§ **Instruction**
Every line holding the string "this" should be gathered.

--- Begin Extracted records ---

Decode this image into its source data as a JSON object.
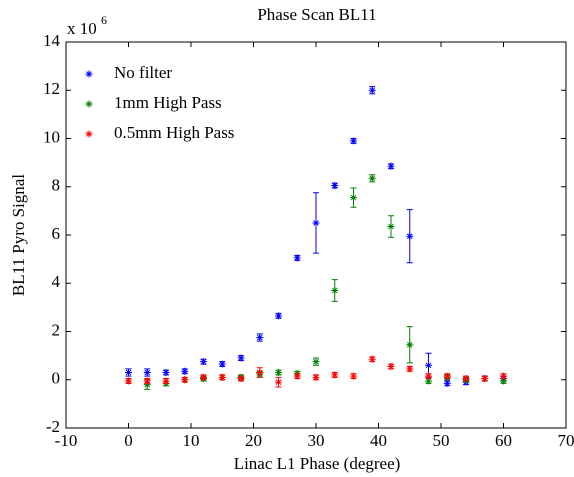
{
  "chart_data": {
    "type": "errorbar-scatter",
    "title": "Phase Scan BL11",
    "xlabel": "Linac L1 Phase  (degree)",
    "ylabel": "BL11 Pyro Signal",
    "y_multiplier": {
      "base": "x 10",
      "exponent": "6"
    },
    "x": [
      0,
      3,
      6,
      9,
      12,
      15,
      18,
      21,
      24,
      27,
      30,
      33,
      36,
      39,
      42,
      45,
      48,
      51,
      54,
      57,
      60
    ],
    "series": [
      {
        "name": "No filter",
        "color": "#0000ff",
        "values": [
          0.3,
          0.3,
          0.3,
          0.35,
          0.75,
          0.65,
          0.9,
          1.75,
          2.65,
          5.05,
          6.5,
          8.05,
          9.9,
          12.0,
          8.85,
          5.95,
          0.6,
          -0.15,
          -0.1,
          0.05,
          0.05
        ],
        "errors": [
          0.15,
          0.15,
          0.1,
          0.1,
          0.1,
          0.1,
          0.1,
          0.15,
          0.1,
          0.1,
          1.25,
          0.1,
          0.1,
          0.15,
          0.1,
          1.1,
          0.5,
          0.1,
          0.1,
          0.1,
          0.1
        ]
      },
      {
        "name": "1mm High Pass",
        "color": "#008000",
        "values": [
          -0.05,
          -0.2,
          -0.15,
          0.0,
          0.05,
          0.1,
          0.1,
          0.25,
          0.3,
          0.25,
          0.75,
          3.7,
          7.55,
          8.35,
          6.35,
          1.45,
          -0.05,
          0.1,
          0.0,
          0.05,
          -0.05
        ],
        "errors": [
          0.1,
          0.2,
          0.1,
          0.1,
          0.1,
          0.1,
          0.1,
          0.1,
          0.1,
          0.1,
          0.15,
          0.45,
          0.4,
          0.15,
          0.45,
          0.75,
          0.1,
          0.1,
          0.1,
          0.1,
          0.1
        ]
      },
      {
        "name": "0.5mm High Pass",
        "color": "#ff0000",
        "values": [
          -0.05,
          -0.05,
          -0.05,
          0.0,
          0.1,
          0.1,
          0.05,
          0.3,
          -0.1,
          0.15,
          0.1,
          0.2,
          0.15,
          0.85,
          0.55,
          0.45,
          0.15,
          0.15,
          0.05,
          0.05,
          0.15
        ],
        "errors": [
          0.1,
          0.1,
          0.1,
          0.1,
          0.1,
          0.1,
          0.1,
          0.2,
          0.2,
          0.1,
          0.1,
          0.1,
          0.1,
          0.1,
          0.1,
          0.1,
          0.1,
          0.1,
          0.1,
          0.1,
          0.1
        ]
      }
    ],
    "xlim": [
      -10,
      70
    ],
    "xticks": [
      -10,
      0,
      10,
      20,
      30,
      40,
      50,
      60,
      70
    ],
    "ylim": [
      -2,
      14
    ],
    "yticks": [
      -2,
      0,
      2,
      4,
      6,
      8,
      10,
      12,
      14
    ],
    "grid": false,
    "legend": "upper-left"
  }
}
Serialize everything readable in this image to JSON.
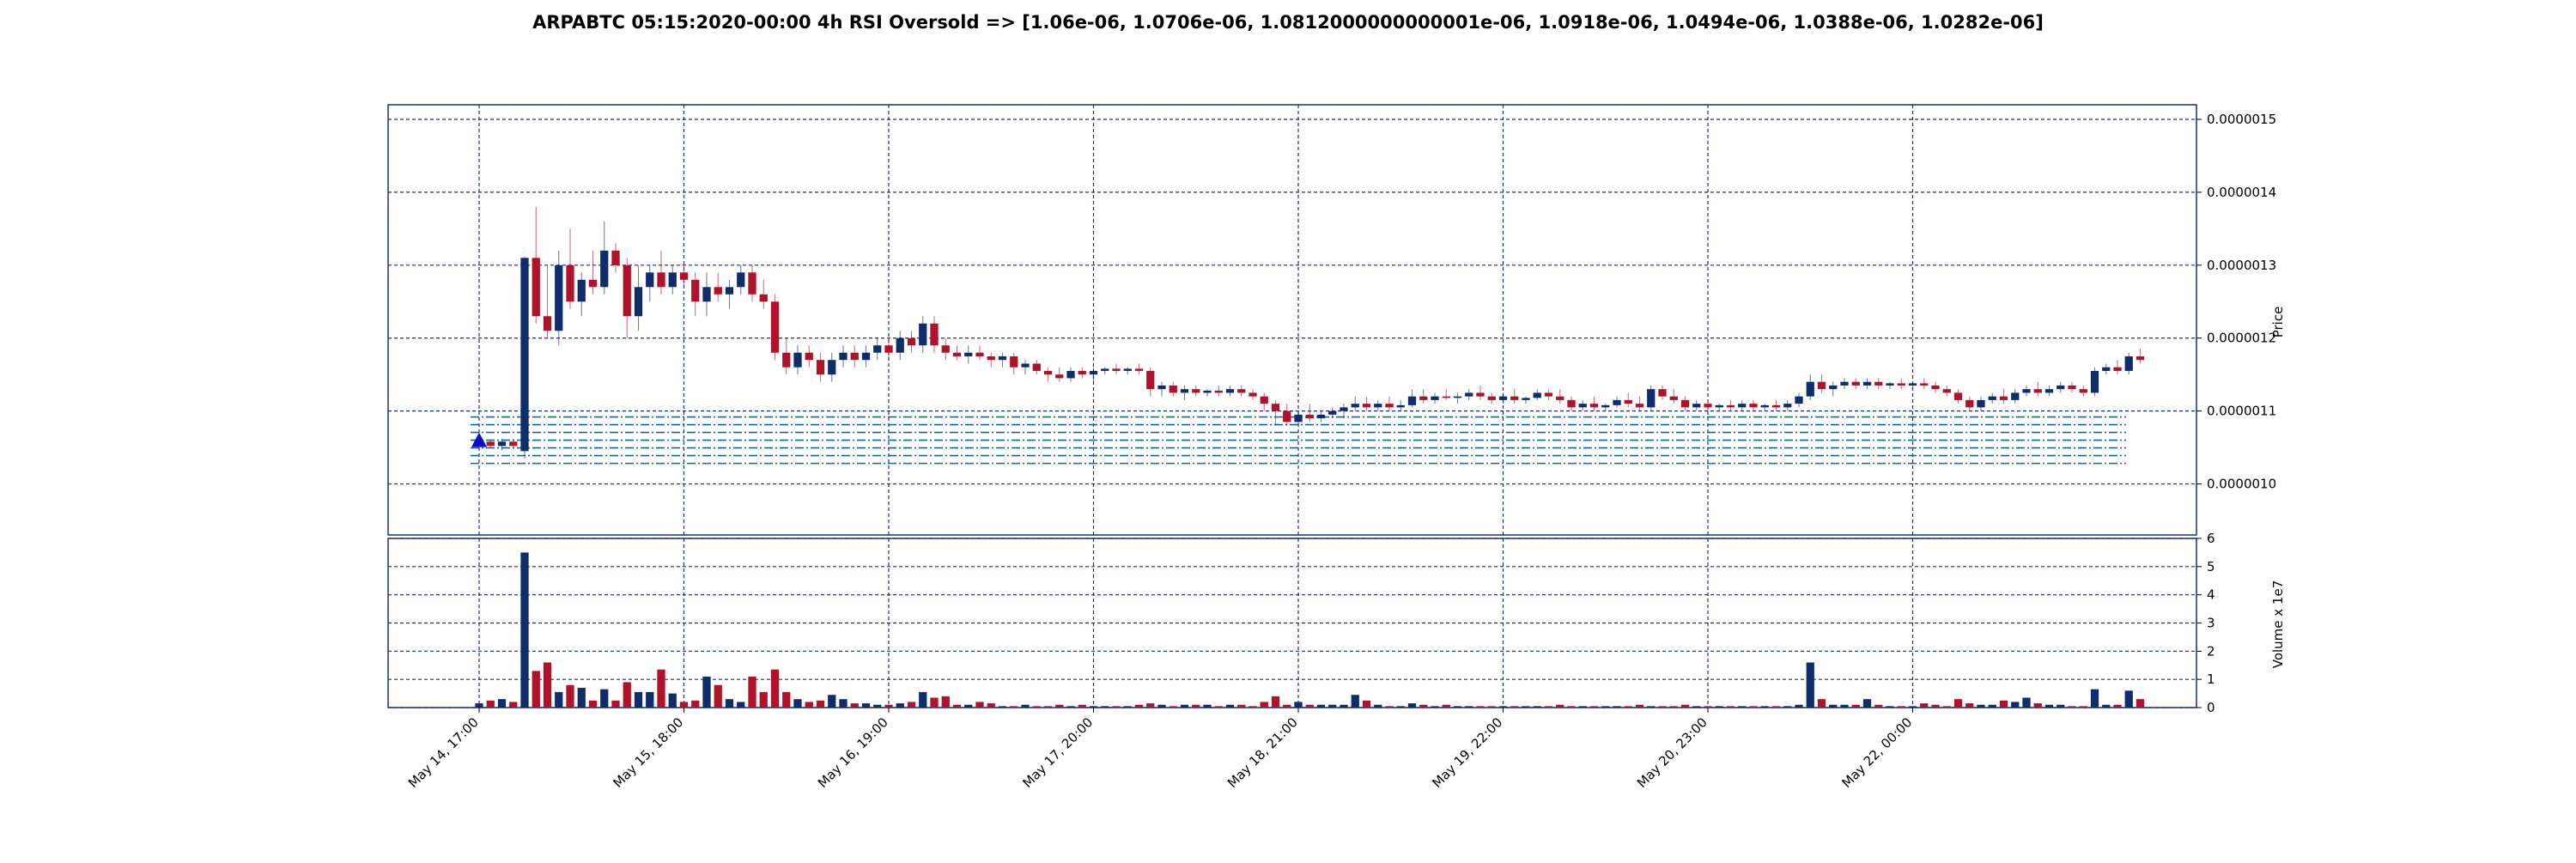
{
  "chart_data": {
    "type": "candlestick",
    "title": "ARPABTC 05:15:2020-00:00 4h RSI Oversold => [1.06e-06, 1.0706e-06, 1.0812000000000001e-06, 1.0918e-06, 1.0494e-06, 1.0388e-06, 1.0282e-06]",
    "colors": {
      "up": "#0f2d6b",
      "down": "#b0122a",
      "grid": "#1a2f7a",
      "level_line": "#0a6aa0",
      "marker": "#0a0acd"
    },
    "price_panel": {
      "ylabel": "Price",
      "ylim": [
        9.3e-07,
        1.52e-06
      ],
      "ytick_values": [
        1e-06,
        1.1e-06,
        1.2e-06,
        1.3e-06,
        1.4e-06,
        1.5e-06
      ],
      "ytick_labels": [
        "0.0000010",
        "0.0000011",
        "0.0000012",
        "0.0000013",
        "0.0000014",
        "0.0000015"
      ],
      "grid": true,
      "horizontal_levels": [
        1.06e-06,
        1.0706e-06,
        1.0812e-06,
        1.0918e-06,
        1.0494e-06,
        1.0388e-06,
        1.0282e-06
      ],
      "signal_marker": {
        "type": "triangle-up",
        "bar": 0,
        "price": 1.06e-06
      }
    },
    "volume_panel": {
      "ylabel": "Volume x 1e7",
      "ylim": [
        0,
        6
      ],
      "ytick_values": [
        0,
        1,
        2,
        3,
        4,
        5,
        6
      ],
      "ytick_labels": [
        "0",
        "1",
        "2",
        "3",
        "4",
        "5",
        "6"
      ],
      "grid": true
    },
    "x_axis": {
      "num_bars": 145,
      "tick_bars": [
        0,
        18,
        36,
        54,
        72,
        90,
        108,
        126
      ],
      "tick_labels": [
        "May 14, 17:00",
        "May 15, 18:00",
        "May 16, 19:00",
        "May 17, 20:00",
        "May 18, 21:00",
        "May 19, 22:00",
        "May 20, 23:00",
        "May 22, 00:00"
      ]
    },
    "bars": [
      [
        1.055e-06,
        1.062e-06,
        1.048e-06,
        1.058e-06,
        0.15
      ],
      [
        1.058e-06,
        1.06e-06,
        1.05e-06,
        1.052e-06,
        0.25
      ],
      [
        1.052e-06,
        1.062e-06,
        1.046e-06,
        1.058e-06,
        0.3
      ],
      [
        1.058e-06,
        1.062e-06,
        1.048e-06,
        1.052e-06,
        0.2
      ],
      [
        1.045e-06,
        1.312e-06,
        1.035e-06,
        1.31e-06,
        5.5
      ],
      [
        1.31e-06,
        1.38e-06,
        1.22e-06,
        1.23e-06,
        1.3
      ],
      [
        1.23e-06,
        1.3e-06,
        1.2e-06,
        1.21e-06,
        1.6
      ],
      [
        1.21e-06,
        1.32e-06,
        1.19e-06,
        1.3e-06,
        0.55
      ],
      [
        1.3e-06,
        1.35e-06,
        1.24e-06,
        1.25e-06,
        0.8
      ],
      [
        1.25e-06,
        1.29e-06,
        1.23e-06,
        1.28e-06,
        0.7
      ],
      [
        1.28e-06,
        1.32e-06,
        1.26e-06,
        1.27e-06,
        0.25
      ],
      [
        1.27e-06,
        1.36e-06,
        1.26e-06,
        1.32e-06,
        0.65
      ],
      [
        1.32e-06,
        1.33e-06,
        1.29e-06,
        1.3e-06,
        0.25
      ],
      [
        1.3e-06,
        1.31e-06,
        1.2e-06,
        1.23e-06,
        0.9
      ],
      [
        1.23e-06,
        1.3e-06,
        1.21e-06,
        1.27e-06,
        0.55
      ],
      [
        1.27e-06,
        1.3e-06,
        1.25e-06,
        1.29e-06,
        0.55
      ],
      [
        1.29e-06,
        1.32e-06,
        1.26e-06,
        1.27e-06,
        1.35
      ],
      [
        1.27e-06,
        1.3e-06,
        1.26e-06,
        1.29e-06,
        0.5
      ],
      [
        1.29e-06,
        1.3e-06,
        1.27e-06,
        1.28e-06,
        0.2
      ],
      [
        1.28e-06,
        1.29e-06,
        1.23e-06,
        1.25e-06,
        0.25
      ],
      [
        1.25e-06,
        1.29e-06,
        1.23e-06,
        1.27e-06,
        1.1
      ],
      [
        1.27e-06,
        1.29e-06,
        1.25e-06,
        1.26e-06,
        0.8
      ],
      [
        1.26e-06,
        1.28e-06,
        1.24e-06,
        1.27e-06,
        0.3
      ],
      [
        1.27e-06,
        1.3e-06,
        1.26e-06,
        1.29e-06,
        0.2
      ],
      [
        1.29e-06,
        1.3e-06,
        1.25e-06,
        1.26e-06,
        1.1
      ],
      [
        1.26e-06,
        1.28e-06,
        1.24e-06,
        1.25e-06,
        0.55
      ],
      [
        1.25e-06,
        1.26e-06,
        1.17e-06,
        1.18e-06,
        1.35
      ],
      [
        1.18e-06,
        1.2e-06,
        1.15e-06,
        1.16e-06,
        0.55
      ],
      [
        1.16e-06,
        1.19e-06,
        1.15e-06,
        1.18e-06,
        0.3
      ],
      [
        1.18e-06,
        1.19e-06,
        1.16e-06,
        1.17e-06,
        0.2
      ],
      [
        1.17e-06,
        1.18e-06,
        1.14e-06,
        1.15e-06,
        0.25
      ],
      [
        1.15e-06,
        1.18e-06,
        1.14e-06,
        1.17e-06,
        0.45
      ],
      [
        1.17e-06,
        1.19e-06,
        1.16e-06,
        1.18e-06,
        0.3
      ],
      [
        1.18e-06,
        1.19e-06,
        1.16e-06,
        1.17e-06,
        0.15
      ],
      [
        1.17e-06,
        1.19e-06,
        1.16e-06,
        1.18e-06,
        0.15
      ],
      [
        1.18e-06,
        1.2e-06,
        1.17e-06,
        1.19e-06,
        0.1
      ],
      [
        1.19e-06,
        1.2e-06,
        1.17e-06,
        1.18e-06,
        0.1
      ],
      [
        1.18e-06,
        1.21e-06,
        1.17e-06,
        1.2e-06,
        0.15
      ],
      [
        1.2e-06,
        1.21e-06,
        1.18e-06,
        1.19e-06,
        0.2
      ],
      [
        1.19e-06,
        1.23e-06,
        1.18e-06,
        1.22e-06,
        0.55
      ],
      [
        1.22e-06,
        1.23e-06,
        1.18e-06,
        1.19e-06,
        0.35
      ],
      [
        1.19e-06,
        1.2e-06,
        1.17e-06,
        1.18e-06,
        0.4
      ],
      [
        1.18e-06,
        1.19e-06,
        1.17e-06,
        1.175e-06,
        0.1
      ],
      [
        1.175e-06,
        1.19e-06,
        1.165e-06,
        1.18e-06,
        0.1
      ],
      [
        1.18e-06,
        1.19e-06,
        1.17e-06,
        1.175e-06,
        0.2
      ],
      [
        1.175e-06,
        1.18e-06,
        1.16e-06,
        1.17e-06,
        0.15
      ],
      [
        1.17e-06,
        1.18e-06,
        1.16e-06,
        1.175e-06,
        0.05
      ],
      [
        1.175e-06,
        1.18e-06,
        1.15e-06,
        1.16e-06,
        0.05
      ],
      [
        1.16e-06,
        1.17e-06,
        1.15e-06,
        1.165e-06,
        0.1
      ],
      [
        1.165e-06,
        1.17e-06,
        1.15e-06,
        1.155e-06,
        0.05
      ],
      [
        1.155e-06,
        1.16e-06,
        1.14e-06,
        1.15e-06,
        0.05
      ],
      [
        1.15e-06,
        1.16e-06,
        1.14e-06,
        1.145e-06,
        0.1
      ],
      [
        1.145e-06,
        1.16e-06,
        1.14e-06,
        1.155e-06,
        0.05
      ],
      [
        1.155e-06,
        1.16e-06,
        1.145e-06,
        1.15e-06,
        0.1
      ],
      [
        1.15e-06,
        1.16e-06,
        1.14e-06,
        1.155e-06,
        0.05
      ],
      [
        1.155e-06,
        1.16e-06,
        1.15e-06,
        1.158e-06,
        0.05
      ],
      [
        1.158e-06,
        1.165e-06,
        1.15e-06,
        1.155e-06,
        0.05
      ],
      [
        1.155e-06,
        1.16e-06,
        1.15e-06,
        1.158e-06,
        0.05
      ],
      [
        1.158e-06,
        1.165e-06,
        1.15e-06,
        1.155e-06,
        0.1
      ],
      [
        1.155e-06,
        1.16e-06,
        1.12e-06,
        1.13e-06,
        0.15
      ],
      [
        1.13e-06,
        1.14e-06,
        1.12e-06,
        1.135e-06,
        0.1
      ],
      [
        1.135e-06,
        1.14e-06,
        1.12e-06,
        1.125e-06,
        0.05
      ],
      [
        1.125e-06,
        1.135e-06,
        1.115e-06,
        1.13e-06,
        0.1
      ],
      [
        1.13e-06,
        1.135e-06,
        1.12e-06,
        1.125e-06,
        0.1
      ],
      [
        1.125e-06,
        1.13e-06,
        1.12e-06,
        1.128e-06,
        0.1
      ],
      [
        1.128e-06,
        1.135e-06,
        1.12e-06,
        1.125e-06,
        0.05
      ],
      [
        1.125e-06,
        1.135e-06,
        1.12e-06,
        1.13e-06,
        0.1
      ],
      [
        1.13e-06,
        1.135e-06,
        1.12e-06,
        1.125e-06,
        0.1
      ],
      [
        1.125e-06,
        1.13e-06,
        1.115e-06,
        1.12e-06,
        0.05
      ],
      [
        1.12e-06,
        1.125e-06,
        1.1e-06,
        1.11e-06,
        0.2
      ],
      [
        1.11e-06,
        1.115e-06,
        1.08e-06,
        1.1e-06,
        0.4
      ],
      [
        1.1e-06,
        1.11e-06,
        1.08e-06,
        1.085e-06,
        0.1
      ],
      [
        1.085e-06,
        1.1e-06,
        1.08e-06,
        1.095e-06,
        0.2
      ],
      [
        1.095e-06,
        1.11e-06,
        1.085e-06,
        1.09e-06,
        0.1
      ],
      [
        1.09e-06,
        1.1e-06,
        1.085e-06,
        1.095e-06,
        0.1
      ],
      [
        1.095e-06,
        1.105e-06,
        1.09e-06,
        1.1e-06,
        0.1
      ],
      [
        1.1e-06,
        1.11e-06,
        1.09e-06,
        1.105e-06,
        0.1
      ],
      [
        1.105e-06,
        1.12e-06,
        1.1e-06,
        1.11e-06,
        0.45
      ],
      [
        1.11e-06,
        1.12e-06,
        1.1e-06,
        1.105e-06,
        0.25
      ],
      [
        1.105e-06,
        1.115e-06,
        1.1e-06,
        1.11e-06,
        0.1
      ],
      [
        1.11e-06,
        1.12e-06,
        1.1e-06,
        1.105e-06,
        0.05
      ],
      [
        1.105e-06,
        1.115e-06,
        1.1e-06,
        1.108e-06,
        0.05
      ],
      [
        1.108e-06,
        1.13e-06,
        1.105e-06,
        1.12e-06,
        0.15
      ],
      [
        1.12e-06,
        1.13e-06,
        1.11e-06,
        1.115e-06,
        0.1
      ],
      [
        1.115e-06,
        1.125e-06,
        1.11e-06,
        1.12e-06,
        0.05
      ],
      [
        1.12e-06,
        1.13e-06,
        1.115e-06,
        1.118e-06,
        0.1
      ],
      [
        1.118e-06,
        1.125e-06,
        1.11e-06,
        1.12e-06,
        0.05
      ],
      [
        1.12e-06,
        1.13e-06,
        1.115e-06,
        1.125e-06,
        0.05
      ],
      [
        1.125e-06,
        1.135e-06,
        1.115e-06,
        1.12e-06,
        0.05
      ],
      [
        1.12e-06,
        1.125e-06,
        1.11e-06,
        1.115e-06,
        0.05
      ],
      [
        1.115e-06,
        1.125e-06,
        1.11e-06,
        1.12e-06,
        0.05
      ],
      [
        1.12e-06,
        1.13e-06,
        1.11e-06,
        1.115e-06,
        0.05
      ],
      [
        1.115e-06,
        1.12e-06,
        1.11e-06,
        1.118e-06,
        0.05
      ],
      [
        1.118e-06,
        1.13e-06,
        1.115e-06,
        1.125e-06,
        0.05
      ],
      [
        1.125e-06,
        1.13e-06,
        1.115e-06,
        1.12e-06,
        0.05
      ],
      [
        1.12e-06,
        1.13e-06,
        1.11e-06,
        1.115e-06,
        0.1
      ],
      [
        1.115e-06,
        1.12e-06,
        1.1e-06,
        1.105e-06,
        0.05
      ],
      [
        1.105e-06,
        1.115e-06,
        1.1e-06,
        1.11e-06,
        0.05
      ],
      [
        1.11e-06,
        1.12e-06,
        1.1e-06,
        1.105e-06,
        0.05
      ],
      [
        1.105e-06,
        1.11e-06,
        1.1e-06,
        1.108e-06,
        0.05
      ],
      [
        1.108e-06,
        1.12e-06,
        1.105e-06,
        1.115e-06,
        0.05
      ],
      [
        1.115e-06,
        1.125e-06,
        1.105e-06,
        1.11e-06,
        0.05
      ],
      [
        1.11e-06,
        1.12e-06,
        1.1e-06,
        1.105e-06,
        0.1
      ],
      [
        1.105e-06,
        1.135e-06,
        1.1e-06,
        1.13e-06,
        0.05
      ],
      [
        1.13e-06,
        1.135e-06,
        1.115e-06,
        1.12e-06,
        0.05
      ],
      [
        1.12e-06,
        1.13e-06,
        1.11e-06,
        1.115e-06,
        0.05
      ],
      [
        1.115e-06,
        1.12e-06,
        1.1e-06,
        1.105e-06,
        0.1
      ],
      [
        1.105e-06,
        1.115e-06,
        1.1e-06,
        1.11e-06,
        0.05
      ],
      [
        1.11e-06,
        1.115e-06,
        1.1e-06,
        1.105e-06,
        0.05
      ],
      [
        1.105e-06,
        1.11e-06,
        1.1e-06,
        1.108e-06,
        0.05
      ],
      [
        1.108e-06,
        1.115e-06,
        1.1e-06,
        1.105e-06,
        0.05
      ],
      [
        1.105e-06,
        1.115e-06,
        1.1e-06,
        1.11e-06,
        0.05
      ],
      [
        1.11e-06,
        1.115e-06,
        1.1e-06,
        1.105e-06,
        0.05
      ],
      [
        1.105e-06,
        1.11e-06,
        1.1e-06,
        1.108e-06,
        0.05
      ],
      [
        1.108e-06,
        1.115e-06,
        1.1e-06,
        1.105e-06,
        0.05
      ],
      [
        1.105e-06,
        1.115e-06,
        1.1e-06,
        1.11e-06,
        0.05
      ],
      [
        1.11e-06,
        1.125e-06,
        1.105e-06,
        1.12e-06,
        0.1
      ],
      [
        1.12e-06,
        1.15e-06,
        1.115e-06,
        1.14e-06,
        1.6
      ],
      [
        1.14e-06,
        1.15e-06,
        1.125e-06,
        1.13e-06,
        0.3
      ],
      [
        1.13e-06,
        1.14e-06,
        1.12e-06,
        1.135e-06,
        0.1
      ],
      [
        1.135e-06,
        1.145e-06,
        1.13e-06,
        1.14e-06,
        0.1
      ],
      [
        1.14e-06,
        1.145e-06,
        1.13e-06,
        1.135e-06,
        0.1
      ],
      [
        1.135e-06,
        1.145e-06,
        1.13e-06,
        1.14e-06,
        0.3
      ],
      [
        1.14e-06,
        1.145e-06,
        1.13e-06,
        1.135e-06,
        0.1
      ],
      [
        1.135e-06,
        1.14e-06,
        1.13e-06,
        1.138e-06,
        0.05
      ],
      [
        1.138e-06,
        1.145e-06,
        1.13e-06,
        1.135e-06,
        0.05
      ],
      [
        1.135e-06,
        1.14e-06,
        1.13e-06,
        1.138e-06,
        0.05
      ],
      [
        1.138e-06,
        1.145e-06,
        1.13e-06,
        1.135e-06,
        0.15
      ],
      [
        1.135e-06,
        1.14e-06,
        1.125e-06,
        1.13e-06,
        0.1
      ],
      [
        1.13e-06,
        1.135e-06,
        1.12e-06,
        1.125e-06,
        0.05
      ],
      [
        1.125e-06,
        1.13e-06,
        1.11e-06,
        1.115e-06,
        0.3
      ],
      [
        1.115e-06,
        1.12e-06,
        1.1e-06,
        1.105e-06,
        0.15
      ],
      [
        1.105e-06,
        1.12e-06,
        1.1e-06,
        1.115e-06,
        0.1
      ],
      [
        1.115e-06,
        1.125e-06,
        1.11e-06,
        1.12e-06,
        0.1
      ],
      [
        1.12e-06,
        1.13e-06,
        1.11e-06,
        1.115e-06,
        0.25
      ],
      [
        1.115e-06,
        1.13e-06,
        1.11e-06,
        1.125e-06,
        0.2
      ],
      [
        1.125e-06,
        1.135e-06,
        1.12e-06,
        1.13e-06,
        0.35
      ],
      [
        1.13e-06,
        1.14e-06,
        1.12e-06,
        1.125e-06,
        0.15
      ],
      [
        1.125e-06,
        1.135e-06,
        1.12e-06,
        1.13e-06,
        0.1
      ],
      [
        1.13e-06,
        1.14e-06,
        1.125e-06,
        1.135e-06,
        0.1
      ],
      [
        1.135e-06,
        1.14e-06,
        1.125e-06,
        1.13e-06,
        0.05
      ],
      [
        1.13e-06,
        1.135e-06,
        1.12e-06,
        1.125e-06,
        0.05
      ],
      [
        1.125e-06,
        1.16e-06,
        1.12e-06,
        1.155e-06,
        0.65
      ],
      [
        1.155e-06,
        1.165e-06,
        1.15e-06,
        1.16e-06,
        0.1
      ],
      [
        1.16e-06,
        1.17e-06,
        1.15e-06,
        1.155e-06,
        0.1
      ],
      [
        1.155e-06,
        1.18e-06,
        1.15e-06,
        1.175e-06,
        0.6
      ],
      [
        1.175e-06,
        1.185e-06,
        1.165e-06,
        1.17e-06,
        0.3
      ]
    ]
  }
}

--- End Extracted records ---

§ **Complete response**
Decode this image into its source data as a JSON object.
Serialize everything readable in this image to JSON.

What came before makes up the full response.